> _Written request_
Return a copy of every line in the records that includes the word "Dollar".

+++

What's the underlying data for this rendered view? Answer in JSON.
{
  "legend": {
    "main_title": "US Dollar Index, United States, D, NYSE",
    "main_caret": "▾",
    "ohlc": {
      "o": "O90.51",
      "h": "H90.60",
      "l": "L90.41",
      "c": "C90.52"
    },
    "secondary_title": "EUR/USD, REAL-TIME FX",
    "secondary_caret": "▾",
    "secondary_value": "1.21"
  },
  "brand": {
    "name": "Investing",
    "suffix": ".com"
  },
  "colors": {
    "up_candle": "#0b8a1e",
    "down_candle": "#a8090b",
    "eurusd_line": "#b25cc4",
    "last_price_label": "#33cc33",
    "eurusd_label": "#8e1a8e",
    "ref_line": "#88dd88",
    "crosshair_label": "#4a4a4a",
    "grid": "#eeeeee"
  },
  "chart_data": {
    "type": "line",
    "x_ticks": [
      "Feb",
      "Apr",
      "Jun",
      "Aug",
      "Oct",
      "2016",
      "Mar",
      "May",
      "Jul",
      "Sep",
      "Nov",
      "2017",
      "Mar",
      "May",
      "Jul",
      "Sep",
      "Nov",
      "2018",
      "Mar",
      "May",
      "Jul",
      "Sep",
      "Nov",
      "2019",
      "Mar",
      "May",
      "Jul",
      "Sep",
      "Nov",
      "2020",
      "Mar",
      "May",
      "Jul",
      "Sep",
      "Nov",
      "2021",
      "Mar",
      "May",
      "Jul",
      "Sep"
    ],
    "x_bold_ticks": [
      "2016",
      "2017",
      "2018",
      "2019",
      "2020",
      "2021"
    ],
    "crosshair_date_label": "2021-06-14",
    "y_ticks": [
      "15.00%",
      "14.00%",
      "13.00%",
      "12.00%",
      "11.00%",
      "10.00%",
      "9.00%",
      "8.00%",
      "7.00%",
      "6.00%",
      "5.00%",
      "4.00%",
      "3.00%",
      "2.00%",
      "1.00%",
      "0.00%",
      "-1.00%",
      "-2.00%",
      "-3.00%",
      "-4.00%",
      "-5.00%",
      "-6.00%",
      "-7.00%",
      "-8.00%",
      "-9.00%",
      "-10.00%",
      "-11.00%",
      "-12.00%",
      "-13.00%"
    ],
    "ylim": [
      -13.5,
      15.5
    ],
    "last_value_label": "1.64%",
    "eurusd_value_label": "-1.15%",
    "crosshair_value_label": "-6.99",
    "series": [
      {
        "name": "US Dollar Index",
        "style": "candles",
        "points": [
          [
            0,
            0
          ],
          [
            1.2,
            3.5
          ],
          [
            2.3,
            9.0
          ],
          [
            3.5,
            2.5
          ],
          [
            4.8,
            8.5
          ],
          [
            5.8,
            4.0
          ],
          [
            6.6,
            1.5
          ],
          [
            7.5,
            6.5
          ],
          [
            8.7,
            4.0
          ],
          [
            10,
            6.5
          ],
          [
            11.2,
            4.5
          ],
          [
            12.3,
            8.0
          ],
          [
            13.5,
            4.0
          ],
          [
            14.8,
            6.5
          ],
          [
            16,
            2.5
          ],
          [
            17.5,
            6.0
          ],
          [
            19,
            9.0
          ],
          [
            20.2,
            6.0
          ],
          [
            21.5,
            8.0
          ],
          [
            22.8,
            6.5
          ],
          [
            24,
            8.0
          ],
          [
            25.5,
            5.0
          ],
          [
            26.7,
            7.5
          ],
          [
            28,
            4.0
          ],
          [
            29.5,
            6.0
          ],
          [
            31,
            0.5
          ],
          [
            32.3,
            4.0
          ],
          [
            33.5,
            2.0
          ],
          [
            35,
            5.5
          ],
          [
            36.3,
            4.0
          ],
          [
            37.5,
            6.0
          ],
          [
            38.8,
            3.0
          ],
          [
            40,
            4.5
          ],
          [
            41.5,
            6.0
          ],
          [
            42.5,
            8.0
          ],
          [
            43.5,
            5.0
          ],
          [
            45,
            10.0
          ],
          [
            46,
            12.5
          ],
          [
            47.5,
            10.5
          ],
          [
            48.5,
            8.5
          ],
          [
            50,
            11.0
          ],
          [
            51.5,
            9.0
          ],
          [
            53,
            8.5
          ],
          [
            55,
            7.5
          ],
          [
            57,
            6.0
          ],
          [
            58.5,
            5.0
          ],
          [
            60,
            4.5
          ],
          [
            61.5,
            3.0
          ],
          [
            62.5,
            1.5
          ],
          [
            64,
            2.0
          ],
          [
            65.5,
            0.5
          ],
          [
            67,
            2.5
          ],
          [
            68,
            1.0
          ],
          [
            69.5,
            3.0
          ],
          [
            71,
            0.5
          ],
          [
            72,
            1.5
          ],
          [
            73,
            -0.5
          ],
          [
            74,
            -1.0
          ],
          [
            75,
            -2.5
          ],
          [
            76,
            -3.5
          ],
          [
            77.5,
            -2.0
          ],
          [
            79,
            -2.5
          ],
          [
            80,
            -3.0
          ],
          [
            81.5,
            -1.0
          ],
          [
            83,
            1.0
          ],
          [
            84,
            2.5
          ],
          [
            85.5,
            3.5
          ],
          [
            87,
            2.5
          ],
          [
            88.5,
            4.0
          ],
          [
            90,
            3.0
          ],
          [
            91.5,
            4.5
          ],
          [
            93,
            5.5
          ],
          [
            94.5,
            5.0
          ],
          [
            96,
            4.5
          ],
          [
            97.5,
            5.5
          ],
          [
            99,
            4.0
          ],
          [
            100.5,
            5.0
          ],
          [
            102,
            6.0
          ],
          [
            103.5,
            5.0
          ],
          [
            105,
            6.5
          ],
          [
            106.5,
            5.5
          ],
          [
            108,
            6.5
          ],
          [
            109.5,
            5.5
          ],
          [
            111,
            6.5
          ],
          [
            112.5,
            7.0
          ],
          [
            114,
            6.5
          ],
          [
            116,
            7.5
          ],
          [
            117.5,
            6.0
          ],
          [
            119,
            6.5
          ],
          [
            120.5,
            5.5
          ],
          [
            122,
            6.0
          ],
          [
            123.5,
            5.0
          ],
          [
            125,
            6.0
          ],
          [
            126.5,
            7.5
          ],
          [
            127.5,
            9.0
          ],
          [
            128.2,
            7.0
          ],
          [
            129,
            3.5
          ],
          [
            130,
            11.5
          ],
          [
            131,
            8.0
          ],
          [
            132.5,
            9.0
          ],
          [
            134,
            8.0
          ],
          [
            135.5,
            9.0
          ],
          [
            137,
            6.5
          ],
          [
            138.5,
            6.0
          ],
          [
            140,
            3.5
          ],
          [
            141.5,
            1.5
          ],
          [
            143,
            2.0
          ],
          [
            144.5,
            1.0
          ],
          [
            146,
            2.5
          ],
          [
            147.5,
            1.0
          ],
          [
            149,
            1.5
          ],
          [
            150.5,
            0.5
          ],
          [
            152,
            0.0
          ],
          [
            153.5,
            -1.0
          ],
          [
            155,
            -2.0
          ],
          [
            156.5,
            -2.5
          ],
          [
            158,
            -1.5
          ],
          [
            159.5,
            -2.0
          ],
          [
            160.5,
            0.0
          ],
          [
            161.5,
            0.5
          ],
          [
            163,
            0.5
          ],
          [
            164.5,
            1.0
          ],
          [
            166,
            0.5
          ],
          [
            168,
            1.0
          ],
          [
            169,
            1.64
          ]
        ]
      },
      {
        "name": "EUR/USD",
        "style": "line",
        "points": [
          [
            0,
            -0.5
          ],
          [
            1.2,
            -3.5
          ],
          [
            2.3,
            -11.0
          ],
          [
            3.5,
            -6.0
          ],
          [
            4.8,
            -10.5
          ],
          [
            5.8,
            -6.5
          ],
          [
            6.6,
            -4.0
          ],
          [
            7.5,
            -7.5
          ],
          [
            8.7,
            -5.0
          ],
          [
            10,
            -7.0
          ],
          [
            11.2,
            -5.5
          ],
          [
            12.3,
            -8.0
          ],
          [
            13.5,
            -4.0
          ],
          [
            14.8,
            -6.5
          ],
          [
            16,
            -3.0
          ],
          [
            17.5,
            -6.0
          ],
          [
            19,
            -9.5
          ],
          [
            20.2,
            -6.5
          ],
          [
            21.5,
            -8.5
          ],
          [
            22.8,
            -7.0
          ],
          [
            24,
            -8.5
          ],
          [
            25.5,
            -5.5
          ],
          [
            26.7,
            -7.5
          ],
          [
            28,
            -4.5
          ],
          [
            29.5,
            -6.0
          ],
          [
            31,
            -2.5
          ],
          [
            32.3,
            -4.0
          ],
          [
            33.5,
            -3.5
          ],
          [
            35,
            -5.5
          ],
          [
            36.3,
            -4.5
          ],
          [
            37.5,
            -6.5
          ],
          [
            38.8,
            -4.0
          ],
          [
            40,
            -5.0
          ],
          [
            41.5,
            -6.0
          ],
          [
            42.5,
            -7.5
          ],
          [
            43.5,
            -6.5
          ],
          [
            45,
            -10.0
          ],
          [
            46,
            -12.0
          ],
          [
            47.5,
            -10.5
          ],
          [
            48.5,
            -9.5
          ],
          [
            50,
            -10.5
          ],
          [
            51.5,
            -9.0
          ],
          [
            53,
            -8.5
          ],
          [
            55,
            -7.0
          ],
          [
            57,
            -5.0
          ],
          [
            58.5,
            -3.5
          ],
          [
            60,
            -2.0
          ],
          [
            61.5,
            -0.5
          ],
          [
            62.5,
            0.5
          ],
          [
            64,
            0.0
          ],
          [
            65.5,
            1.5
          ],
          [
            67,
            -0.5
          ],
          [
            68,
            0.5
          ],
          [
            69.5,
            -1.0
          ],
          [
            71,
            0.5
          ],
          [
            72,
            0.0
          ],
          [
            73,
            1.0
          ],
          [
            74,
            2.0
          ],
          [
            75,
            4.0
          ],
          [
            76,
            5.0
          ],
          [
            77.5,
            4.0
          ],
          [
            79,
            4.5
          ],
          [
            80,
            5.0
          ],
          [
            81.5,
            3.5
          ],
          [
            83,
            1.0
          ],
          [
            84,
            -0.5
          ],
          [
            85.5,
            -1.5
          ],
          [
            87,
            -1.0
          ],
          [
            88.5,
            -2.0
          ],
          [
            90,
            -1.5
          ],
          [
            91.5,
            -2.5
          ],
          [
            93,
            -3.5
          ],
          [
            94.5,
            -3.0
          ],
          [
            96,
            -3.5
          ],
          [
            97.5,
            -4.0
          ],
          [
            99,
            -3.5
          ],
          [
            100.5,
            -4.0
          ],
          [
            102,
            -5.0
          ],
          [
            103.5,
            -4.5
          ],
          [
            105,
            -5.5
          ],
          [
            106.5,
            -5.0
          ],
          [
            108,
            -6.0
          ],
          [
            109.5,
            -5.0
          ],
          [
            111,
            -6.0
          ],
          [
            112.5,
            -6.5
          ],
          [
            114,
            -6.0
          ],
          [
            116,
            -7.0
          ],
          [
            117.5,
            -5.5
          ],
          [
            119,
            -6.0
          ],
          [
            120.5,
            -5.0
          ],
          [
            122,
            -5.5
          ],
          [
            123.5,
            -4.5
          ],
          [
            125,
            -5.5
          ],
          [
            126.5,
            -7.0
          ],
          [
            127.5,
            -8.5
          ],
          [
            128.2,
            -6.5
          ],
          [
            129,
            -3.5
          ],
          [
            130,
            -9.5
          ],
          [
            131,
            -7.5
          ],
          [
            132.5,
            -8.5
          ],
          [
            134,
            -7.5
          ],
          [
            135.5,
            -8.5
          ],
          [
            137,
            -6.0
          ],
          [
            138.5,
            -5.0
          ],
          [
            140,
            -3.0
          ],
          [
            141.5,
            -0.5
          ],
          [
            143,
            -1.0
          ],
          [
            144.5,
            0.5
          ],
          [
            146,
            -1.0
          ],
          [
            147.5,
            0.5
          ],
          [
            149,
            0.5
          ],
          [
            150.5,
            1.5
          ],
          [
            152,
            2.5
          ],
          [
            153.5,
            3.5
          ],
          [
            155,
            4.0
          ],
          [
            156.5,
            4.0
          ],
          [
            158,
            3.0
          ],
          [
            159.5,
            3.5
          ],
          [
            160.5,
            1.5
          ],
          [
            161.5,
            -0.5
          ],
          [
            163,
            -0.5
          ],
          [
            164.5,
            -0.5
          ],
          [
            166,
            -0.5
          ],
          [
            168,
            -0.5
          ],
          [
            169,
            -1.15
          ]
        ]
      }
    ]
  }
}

+++

> _Solution below_
    "main_title": "US Dollar Index, United States, D, NYSE",
        "name": "US Dollar Index",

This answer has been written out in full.